Exercices:
1) Selon le texte sur l'orfroi de Tavers, de quels matériaux l'orfroi est-il fait ?
2) Reprenez le texte sur l'orfroi de Tavers juste après sa dernière phrase et poursuivez-le.

═════ Texte à lire

Contexte
- Chasuble avec orfroi (= broderie en bordure appliquée sur vêtements ecclésiastiques) en bande sur le devant, en croix sur le dos.
- Chasuble du 2e quart du XXe s. ; orfroi du 1er quart du XVIe s.
- Chasuble en Damas de soie gaufrée ; orfroi en soie de Chine et fils d’argent.


Une redécouverte inattendue !
Au début du 20e s., les paroissiens de Tavers s’avisent de l’état de l’orfroi qu’ils ont l’habitude de voir lors de grandes fêtes. Il est vrai que de mémoire de Taversois, on a toujours connu cet ornement, inlassablement recousu sur une nouvelle chasuble quand la précédente montre des signes de vieillissement.
On ignore alors tout de sa valeur artistique et matérielle. L’orfroi est donc porté dans un ouvroir orléanais (= ateliers de dame bénévoles destiné à la couture des vêtements des pauvres et du clergé). Intriguée par la qualité de l’ouvrage, la personne consultée oriente vers des spécialistes. Une étude soignée révèle alors que la paroisse de Tavers est en possession d’une des plus belles et plus rares pièces du matériel cultuel de la région !
Identifiée comme un orfroi de grande qualité de la Renaissance, elle est classée en 1931. Elle est alors restaurée avec soin et montée sur la chasuble en damas de soie actuelle. Informé de l’identification, l’évêque fait porter le vêtement liturgique à la cathédrale d’Orléans lors de la messe du 8 mai – en l’absence de précisions, on supposera qu’il s’agit de l’année 1930 ou 1931 – à l’occasion des fêtes de Jeanne d’Arc, dont la canonisation est toute récente (1920).

══════════
═════ Données enregistrées

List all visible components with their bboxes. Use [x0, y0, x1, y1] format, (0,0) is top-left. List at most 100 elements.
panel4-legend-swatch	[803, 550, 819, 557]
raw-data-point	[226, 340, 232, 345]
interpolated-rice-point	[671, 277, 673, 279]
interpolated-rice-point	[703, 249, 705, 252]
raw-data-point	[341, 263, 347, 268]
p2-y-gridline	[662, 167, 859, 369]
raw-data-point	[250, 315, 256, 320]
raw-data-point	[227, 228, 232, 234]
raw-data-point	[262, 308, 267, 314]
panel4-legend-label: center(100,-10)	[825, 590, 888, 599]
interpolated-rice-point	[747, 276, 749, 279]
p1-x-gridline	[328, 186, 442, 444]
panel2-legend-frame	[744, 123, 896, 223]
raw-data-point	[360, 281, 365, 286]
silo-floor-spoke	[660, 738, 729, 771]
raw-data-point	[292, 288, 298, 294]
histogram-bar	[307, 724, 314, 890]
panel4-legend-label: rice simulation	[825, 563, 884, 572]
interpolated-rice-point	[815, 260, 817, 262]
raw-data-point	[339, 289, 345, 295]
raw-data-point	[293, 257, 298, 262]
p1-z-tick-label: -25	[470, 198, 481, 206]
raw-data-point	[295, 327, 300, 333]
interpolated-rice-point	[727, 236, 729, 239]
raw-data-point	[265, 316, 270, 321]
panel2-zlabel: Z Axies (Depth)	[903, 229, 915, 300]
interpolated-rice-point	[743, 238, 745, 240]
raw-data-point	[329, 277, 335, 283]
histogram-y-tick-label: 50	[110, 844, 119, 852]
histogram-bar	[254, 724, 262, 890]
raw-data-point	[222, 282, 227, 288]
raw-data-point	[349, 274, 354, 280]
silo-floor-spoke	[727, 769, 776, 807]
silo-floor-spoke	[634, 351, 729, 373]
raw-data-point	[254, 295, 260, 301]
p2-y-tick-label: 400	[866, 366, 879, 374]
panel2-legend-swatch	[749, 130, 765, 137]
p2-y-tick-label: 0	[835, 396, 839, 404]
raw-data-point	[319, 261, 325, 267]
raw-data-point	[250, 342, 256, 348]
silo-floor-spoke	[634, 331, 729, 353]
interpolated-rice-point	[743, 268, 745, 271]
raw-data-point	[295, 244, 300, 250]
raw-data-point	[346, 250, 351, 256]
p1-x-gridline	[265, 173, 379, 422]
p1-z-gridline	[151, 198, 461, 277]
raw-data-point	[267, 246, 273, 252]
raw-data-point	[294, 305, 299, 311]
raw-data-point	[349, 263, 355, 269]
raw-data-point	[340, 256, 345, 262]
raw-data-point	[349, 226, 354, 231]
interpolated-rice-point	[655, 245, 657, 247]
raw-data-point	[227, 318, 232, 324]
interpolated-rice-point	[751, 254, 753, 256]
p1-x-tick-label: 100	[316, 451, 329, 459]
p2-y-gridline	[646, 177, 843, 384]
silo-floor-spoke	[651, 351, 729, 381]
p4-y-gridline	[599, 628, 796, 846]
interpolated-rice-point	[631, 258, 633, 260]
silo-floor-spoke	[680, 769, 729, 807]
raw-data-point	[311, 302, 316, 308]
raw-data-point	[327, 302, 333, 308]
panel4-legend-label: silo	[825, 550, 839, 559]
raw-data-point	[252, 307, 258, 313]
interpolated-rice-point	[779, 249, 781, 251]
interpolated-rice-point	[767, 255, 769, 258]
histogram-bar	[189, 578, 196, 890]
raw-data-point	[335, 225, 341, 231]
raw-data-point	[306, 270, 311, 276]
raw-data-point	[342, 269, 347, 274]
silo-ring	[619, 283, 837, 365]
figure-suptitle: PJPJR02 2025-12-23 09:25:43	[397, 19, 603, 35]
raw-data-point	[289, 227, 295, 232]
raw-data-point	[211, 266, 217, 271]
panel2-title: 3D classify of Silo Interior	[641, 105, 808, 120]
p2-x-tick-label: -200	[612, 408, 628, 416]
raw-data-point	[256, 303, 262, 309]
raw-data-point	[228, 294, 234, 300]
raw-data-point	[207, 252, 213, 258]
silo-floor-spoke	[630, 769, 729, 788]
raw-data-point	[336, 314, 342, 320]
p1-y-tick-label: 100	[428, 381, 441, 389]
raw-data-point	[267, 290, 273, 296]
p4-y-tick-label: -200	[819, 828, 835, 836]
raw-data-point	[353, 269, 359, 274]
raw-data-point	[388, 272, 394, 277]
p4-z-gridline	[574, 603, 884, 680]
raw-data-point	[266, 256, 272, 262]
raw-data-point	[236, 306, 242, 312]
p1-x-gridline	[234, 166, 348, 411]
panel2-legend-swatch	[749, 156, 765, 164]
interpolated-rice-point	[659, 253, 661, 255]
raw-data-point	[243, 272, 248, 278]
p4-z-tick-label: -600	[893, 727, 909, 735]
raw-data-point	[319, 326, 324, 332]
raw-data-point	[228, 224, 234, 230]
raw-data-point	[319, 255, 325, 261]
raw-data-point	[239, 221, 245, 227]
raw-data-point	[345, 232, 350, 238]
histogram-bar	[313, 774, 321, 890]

══════════

Résultats:
1) L'orfroi est en soie de Chine et fils d'argent.

2)
Un orfroi marqué par l’essor de la broderie occidentale
Avant de se lancer dans le décryptage de l’orfroi de Tavers, il faut rappeler l’impact des croisades dans la broderie occidentale. Partis armurés jusqu’aux dents, les croisés reviennent parés de vêtements et d’étoffes de luxe qu’ils ont achetés ou dérobés aux Byzantins comme aux Turcs. Leur fascination est immense ! Très vite, ces étoffes sont destinées à orner les châsses des nombreuses reliques qu’ils ramènent et sont réservées au culte.
Bien vite, les monastères deviennent des lieux de production, procédant d’abord par imitation, puis par création : tandis que Byzance décline, l’Europe devient le centre de production international de la broderie moderne (XVI-XVIIIe s.) C’est l’époque où le vêtement ecclésiastique se distingue définitivement du vêtement profane.
On sait que notre objet appartient à la gamme des vêtements ecclésiastiques. Notons qu’à l’origine, la chasuble appartenait à la garde-robe du citoyen romain, et ce jusqu’au Ve s. Petit à petit, elle va pénétrer le milieu monastique et s’imposer finalement comme vêtement du dessus du célébrant.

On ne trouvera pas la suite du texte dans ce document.